* [Requirement] Extract the complete listing and output it unchanged.

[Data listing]
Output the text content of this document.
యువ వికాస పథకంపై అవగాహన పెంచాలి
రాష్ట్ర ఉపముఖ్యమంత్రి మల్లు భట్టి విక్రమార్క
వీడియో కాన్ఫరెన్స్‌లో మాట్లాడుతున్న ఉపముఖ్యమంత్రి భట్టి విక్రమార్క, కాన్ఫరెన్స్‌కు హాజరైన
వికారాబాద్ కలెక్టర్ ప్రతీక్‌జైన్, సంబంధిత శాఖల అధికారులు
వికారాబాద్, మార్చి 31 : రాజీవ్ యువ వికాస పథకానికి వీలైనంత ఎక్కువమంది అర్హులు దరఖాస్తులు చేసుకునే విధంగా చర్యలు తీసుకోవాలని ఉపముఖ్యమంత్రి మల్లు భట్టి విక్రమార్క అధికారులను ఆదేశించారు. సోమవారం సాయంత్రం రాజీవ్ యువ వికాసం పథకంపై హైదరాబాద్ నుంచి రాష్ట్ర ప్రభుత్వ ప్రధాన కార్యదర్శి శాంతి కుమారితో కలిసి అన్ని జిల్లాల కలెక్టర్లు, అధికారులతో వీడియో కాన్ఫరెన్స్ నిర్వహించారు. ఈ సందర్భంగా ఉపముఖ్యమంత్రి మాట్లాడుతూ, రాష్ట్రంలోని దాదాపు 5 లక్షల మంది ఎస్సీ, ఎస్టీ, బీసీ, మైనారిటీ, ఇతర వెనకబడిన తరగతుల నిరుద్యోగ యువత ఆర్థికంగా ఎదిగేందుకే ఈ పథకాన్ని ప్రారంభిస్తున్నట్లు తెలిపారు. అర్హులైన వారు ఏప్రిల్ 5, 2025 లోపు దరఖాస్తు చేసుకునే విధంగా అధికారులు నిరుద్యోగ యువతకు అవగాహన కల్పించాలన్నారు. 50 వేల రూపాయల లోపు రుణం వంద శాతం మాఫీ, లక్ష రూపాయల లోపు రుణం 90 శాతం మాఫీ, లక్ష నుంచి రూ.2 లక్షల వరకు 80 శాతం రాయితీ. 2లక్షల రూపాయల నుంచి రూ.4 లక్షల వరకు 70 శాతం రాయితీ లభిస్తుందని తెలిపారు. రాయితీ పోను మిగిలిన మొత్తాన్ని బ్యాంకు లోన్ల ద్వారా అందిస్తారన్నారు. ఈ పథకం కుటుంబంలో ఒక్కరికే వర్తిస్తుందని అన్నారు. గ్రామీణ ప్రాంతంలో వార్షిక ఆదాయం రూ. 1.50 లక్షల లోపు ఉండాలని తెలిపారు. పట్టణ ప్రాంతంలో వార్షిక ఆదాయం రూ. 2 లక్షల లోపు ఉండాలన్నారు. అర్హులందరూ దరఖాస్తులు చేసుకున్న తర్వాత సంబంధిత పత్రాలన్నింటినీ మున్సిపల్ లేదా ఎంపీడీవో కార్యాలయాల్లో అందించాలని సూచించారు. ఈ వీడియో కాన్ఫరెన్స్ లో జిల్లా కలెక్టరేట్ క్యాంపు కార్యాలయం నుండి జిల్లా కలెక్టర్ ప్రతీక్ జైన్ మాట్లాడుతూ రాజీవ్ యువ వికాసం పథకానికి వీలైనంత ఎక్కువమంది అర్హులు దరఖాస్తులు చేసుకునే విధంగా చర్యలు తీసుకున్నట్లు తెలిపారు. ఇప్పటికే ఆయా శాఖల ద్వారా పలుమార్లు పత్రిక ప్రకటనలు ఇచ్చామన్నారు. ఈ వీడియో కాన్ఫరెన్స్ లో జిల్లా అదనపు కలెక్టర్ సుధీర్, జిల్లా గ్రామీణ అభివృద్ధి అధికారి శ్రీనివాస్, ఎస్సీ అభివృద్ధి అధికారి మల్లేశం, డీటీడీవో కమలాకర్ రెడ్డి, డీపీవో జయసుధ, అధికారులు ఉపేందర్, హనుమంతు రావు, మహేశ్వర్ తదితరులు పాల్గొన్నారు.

* [Solved exercise]
Output the text content of this document.
యువ వికాస పథకంపై అవగాహన పెంచాలి
రాష్ట్ర ఉపముఖ్యమంత్రి మల్లు భట్టి విక్రమార్క
వీడియో కాన్ఫరెన్స్‌లో మాట్లాడుతున్న ఉపముఖ్యమంత్రి భట్టి విక్రమార్క, కాన్ఫరెన్స్‌కు హాజరైన
వికారాబాద్ కలెక్టర్ ప్రతీక్‌జైన్, సంబంధిత శాఖల అధికారులు
వికారాబాద్, మార్చి 31 : రాజీవ్ యువ వికాస పథకానికి వీలైనంత ఎక్కువమంది అర్హులు దరఖాస్తులు చేసుకునే విధంగా చర్యలు తీసుకోవాలని ఉపముఖ్యమంత్రి మల్లు భట్టి విక్రమార్క అధికారులను ఆదేశించారు. సోమవారం సాయంత్రం రాజీవ్ యువ వికాసం పథకంపై హైదరాబాద్ నుంచి రాష్ట్ర ప్రభుత్వ ప్రధాన కార్యదర్శి శాంతి కుమారితో కలిసి అన్ని జిల్లాల కలెక్టర్లు, అధికారులతో వీడియో కాన్ఫరెన్స్ నిర్వహించారు. ఈ సందర్భంగా ఉపముఖ్యమంత్రి మాట్లాడుతూ, రాష్ట్రంలోని దాదాపు 5 లక్షల మంది ఎస్సీ, ఎస్టీ, బీసీ, మైనారిటీ, ఇతర వెనకబడిన తరగతుల నిరుద్యోగ యువత ఆర్థికంగా ఎదిగేందుకే ఈ పథకాన్ని ప్రారంభిస్తున్నట్లు తెలిపారు. అర్హులైన వారు ఏప్రిల్ 5, 2025 లోపు దరఖాస్తు చేసుకునే విధంగా అధికారులు నిరుద్యోగ యువతకు అవగాహన కల్పించాలన్నారు. 50 వేల రూపాయల లోపు రుణం వంద శాతం మాఫీ, లక్ష రూపాయల లోపు రుణం 90 శాతం మాఫీ, లక్ష నుంచి రూ.2 లక్షల వరకు 80 శాతం రాయితీ. 2లక్షల రూపాయల నుంచి రూ.4 లక్షల వరకు 70 శాతం రాయితీ లభిస్తుందని తెలిపారు. రాయితీ పోను మిగిలిన మొత్తాన్ని బ్యాంకు లోన్ల ద్వారా అందిస్తారన్నారు. ఈ పథకం కుటుంబంలో ఒక్కరికే వర్తిస్తుందని అన్నారు. గ్రామీణ ప్రాంతంలో వార్షిక ఆదాయం రూ. 1.50 లక్షల లోపు ఉండాలని తెలిపారు. పట్టణ ప్రాంతంలో వార్షిక ఆదాయం రూ. 2 లక్షల లోపు ఉండాలన్నారు. అర్హులందరూ దరఖాస్తులు చేసుకున్న తర్వాత సంబంధిత పత్రాలన్నింటినీ మున్సిపల్ లేదా ఎంపీడీవో కార్యాలయాల్లో అందించాలని సూచించారు. ఈ వీడియో కాన్ఫరెన్స్ లో జిల్లా కలెక్టరేట్ క్యాంపు కార్యాలయం నుండి జిల్లా కలెక్టర్ ప్రతీక్ జైన్ మాట్లాడుతూ రాజీవ్ యువ వికాసం పథకానికి వీలైనంత ఎక్కువమంది అర్హులు దరఖాస్తులు చేసుకునే విధంగా చర్యలు తీసుకున్నట్లు తెలిపారు. ఇప్పటికే ఆయా శాఖల ద్వారా పలుమార్లు పత్రిక ప్రకటనలు ఇచ్చామన్నారు. ఈ వీడియో కాన్ఫరెన్స్ లో జిల్లా అదనపు కలెక్టర్ సుధీర్, జిల్లా గ్రామీణ అభివృద్ధి అధికారి శ్రీనివాస్, ఎస్సీ అభివృద్ధి అధికారి మల్లేశం, డీటీడీవో కమలాకర్ రెడ్డి, డీపీవో జయసుధ, అధికారులు ఉపేందర్, హనుమంతు రావు, మహేశ్వర్ తదితరులు పాల్గొన్నారు.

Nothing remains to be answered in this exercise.